BEGIN EXTRACTED RECORDS
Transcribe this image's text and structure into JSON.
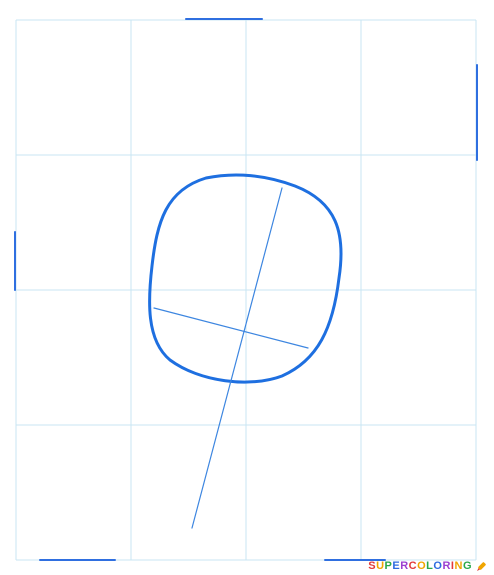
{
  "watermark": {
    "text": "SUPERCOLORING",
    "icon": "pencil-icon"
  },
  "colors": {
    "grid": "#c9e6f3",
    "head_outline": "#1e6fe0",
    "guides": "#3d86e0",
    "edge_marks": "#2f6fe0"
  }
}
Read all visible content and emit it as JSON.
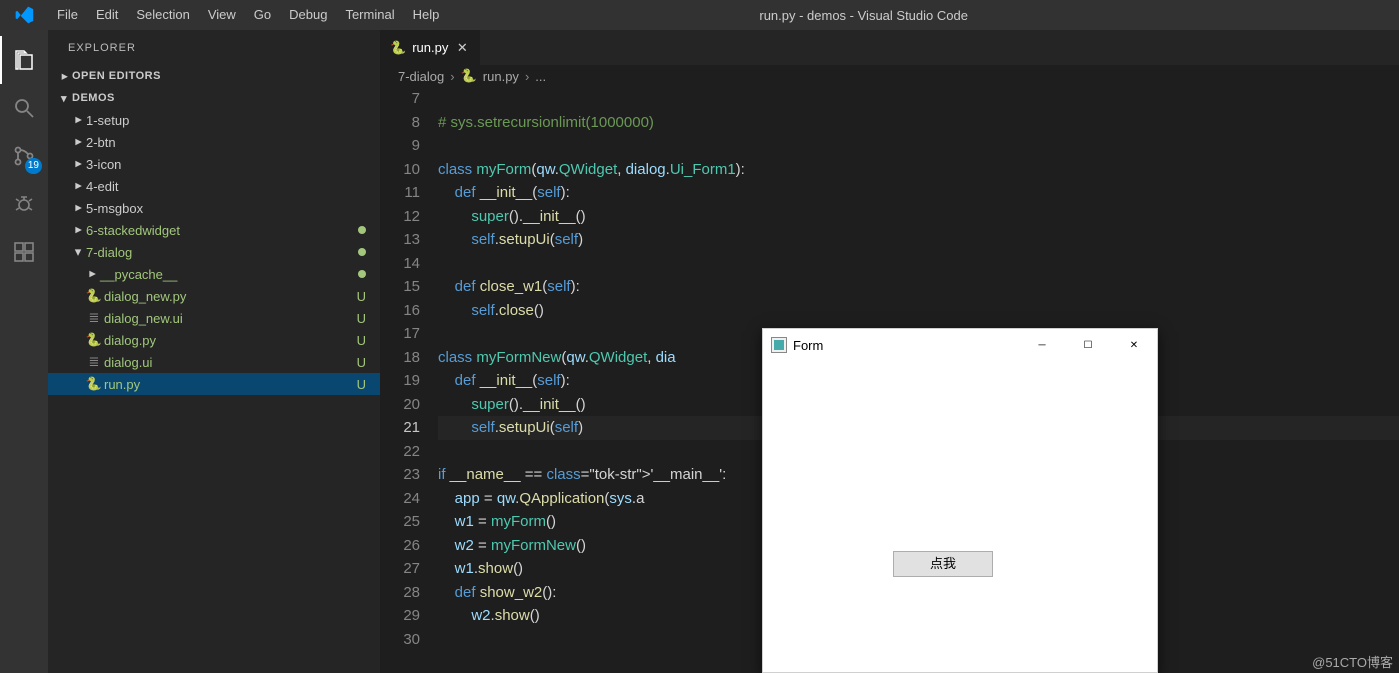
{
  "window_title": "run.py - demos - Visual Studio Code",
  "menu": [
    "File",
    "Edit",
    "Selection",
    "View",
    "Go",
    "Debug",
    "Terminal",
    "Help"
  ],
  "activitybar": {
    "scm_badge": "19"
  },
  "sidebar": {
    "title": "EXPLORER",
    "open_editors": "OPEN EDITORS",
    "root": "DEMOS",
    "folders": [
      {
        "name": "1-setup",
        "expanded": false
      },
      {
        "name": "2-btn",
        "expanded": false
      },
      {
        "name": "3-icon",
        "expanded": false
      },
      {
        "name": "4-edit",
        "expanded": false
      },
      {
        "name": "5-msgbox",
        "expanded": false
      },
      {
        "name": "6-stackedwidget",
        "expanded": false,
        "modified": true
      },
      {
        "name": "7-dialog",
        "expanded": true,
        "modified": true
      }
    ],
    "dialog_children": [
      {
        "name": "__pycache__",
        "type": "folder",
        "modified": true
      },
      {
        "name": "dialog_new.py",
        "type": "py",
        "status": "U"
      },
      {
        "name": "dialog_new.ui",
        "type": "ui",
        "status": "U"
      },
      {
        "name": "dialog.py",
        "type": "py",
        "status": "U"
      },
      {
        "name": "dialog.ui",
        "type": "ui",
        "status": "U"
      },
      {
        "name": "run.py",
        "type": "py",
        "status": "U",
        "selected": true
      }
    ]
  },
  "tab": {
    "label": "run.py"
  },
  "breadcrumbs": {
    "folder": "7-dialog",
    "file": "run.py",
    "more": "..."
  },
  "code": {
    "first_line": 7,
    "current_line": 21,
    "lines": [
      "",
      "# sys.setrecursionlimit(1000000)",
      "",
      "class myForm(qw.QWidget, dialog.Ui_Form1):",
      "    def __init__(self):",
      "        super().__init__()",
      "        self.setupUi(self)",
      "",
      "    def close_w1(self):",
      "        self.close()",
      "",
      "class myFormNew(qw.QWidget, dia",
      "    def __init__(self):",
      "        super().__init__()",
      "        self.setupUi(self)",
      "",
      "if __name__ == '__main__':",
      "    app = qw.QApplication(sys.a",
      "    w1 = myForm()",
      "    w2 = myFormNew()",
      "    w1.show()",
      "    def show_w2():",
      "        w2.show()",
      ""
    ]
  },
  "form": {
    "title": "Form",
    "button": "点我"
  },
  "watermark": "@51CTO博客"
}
END EXTRACTED RECORDS
STATED EXERCISE: Retype the listing exactly. Pictures do not belong in the copy.

ANSWER TO THE PROBLEM:
Transcribe this image's text and structure into JSON.
{
  "watermark": {
    "text": "SUPERCOLORING",
    "icon": "pencil-icon"
  },
  "colors": {
    "grid": "#c9e6f3",
    "head_outline": "#1e6fe0",
    "guides": "#3d86e0",
    "edge_marks": "#2f6fe0"
  }
}
Read all visible content and emit it as JSON.
{
  "window_title": "run.py - demos - Visual Studio Code",
  "menu": [
    "File",
    "Edit",
    "Selection",
    "View",
    "Go",
    "Debug",
    "Terminal",
    "Help"
  ],
  "activitybar": {
    "scm_badge": "19"
  },
  "sidebar": {
    "title": "EXPLORER",
    "open_editors": "OPEN EDITORS",
    "root": "DEMOS",
    "folders": [
      {
        "name": "1-setup",
        "expanded": false
      },
      {
        "name": "2-btn",
        "expanded": false
      },
      {
        "name": "3-icon",
        "expanded": false
      },
      {
        "name": "4-edit",
        "expanded": false
      },
      {
        "name": "5-msgbox",
        "expanded": false
      },
      {
        "name": "6-stackedwidget",
        "expanded": false,
        "modified": true
      },
      {
        "name": "7-dialog",
        "expanded": true,
        "modified": true
      }
    ],
    "dialog_children": [
      {
        "name": "__pycache__",
        "type": "folder",
        "modified": true
      },
      {
        "name": "dialog_new.py",
        "type": "py",
        "status": "U"
      },
      {
        "name": "dialog_new.ui",
        "type": "ui",
        "status": "U"
      },
      {
        "name": "dialog.py",
        "type": "py",
        "status": "U"
      },
      {
        "name": "dialog.ui",
        "type": "ui",
        "status": "U"
      },
      {
        "name": "run.py",
        "type": "py",
        "status": "U",
        "selected": true
      }
    ]
  },
  "tab": {
    "label": "run.py"
  },
  "breadcrumbs": {
    "folder": "7-dialog",
    "file": "run.py",
    "more": "..."
  },
  "code": {
    "first_line": 7,
    "current_line": 21,
    "lines": [
      "",
      "# sys.setrecursionlimit(1000000)",
      "",
      "class myForm(qw.QWidget, dialog.Ui_Form1):",
      "    def __init__(self):",
      "        super().__init__()",
      "        self.setupUi(self)",
      "",
      "    def close_w1(self):",
      "        self.close()",
      "",
      "class myFormNew(qw.QWidget, dia",
      "    def __init__(self):",
      "        super().__init__()",
      "        self.setupUi(self)",
      "",
      "if __name__ == '__main__':",
      "    app = qw.QApplication(sys.a",
      "    w1 = myForm()",
      "    w2 = myFormNew()",
      "    w1.show()",
      "    def show_w2():",
      "        w2.show()",
      ""
    ]
  },
  "form": {
    "title": "Form",
    "button": "点我"
  },
  "watermark": "@51CTO博客"
}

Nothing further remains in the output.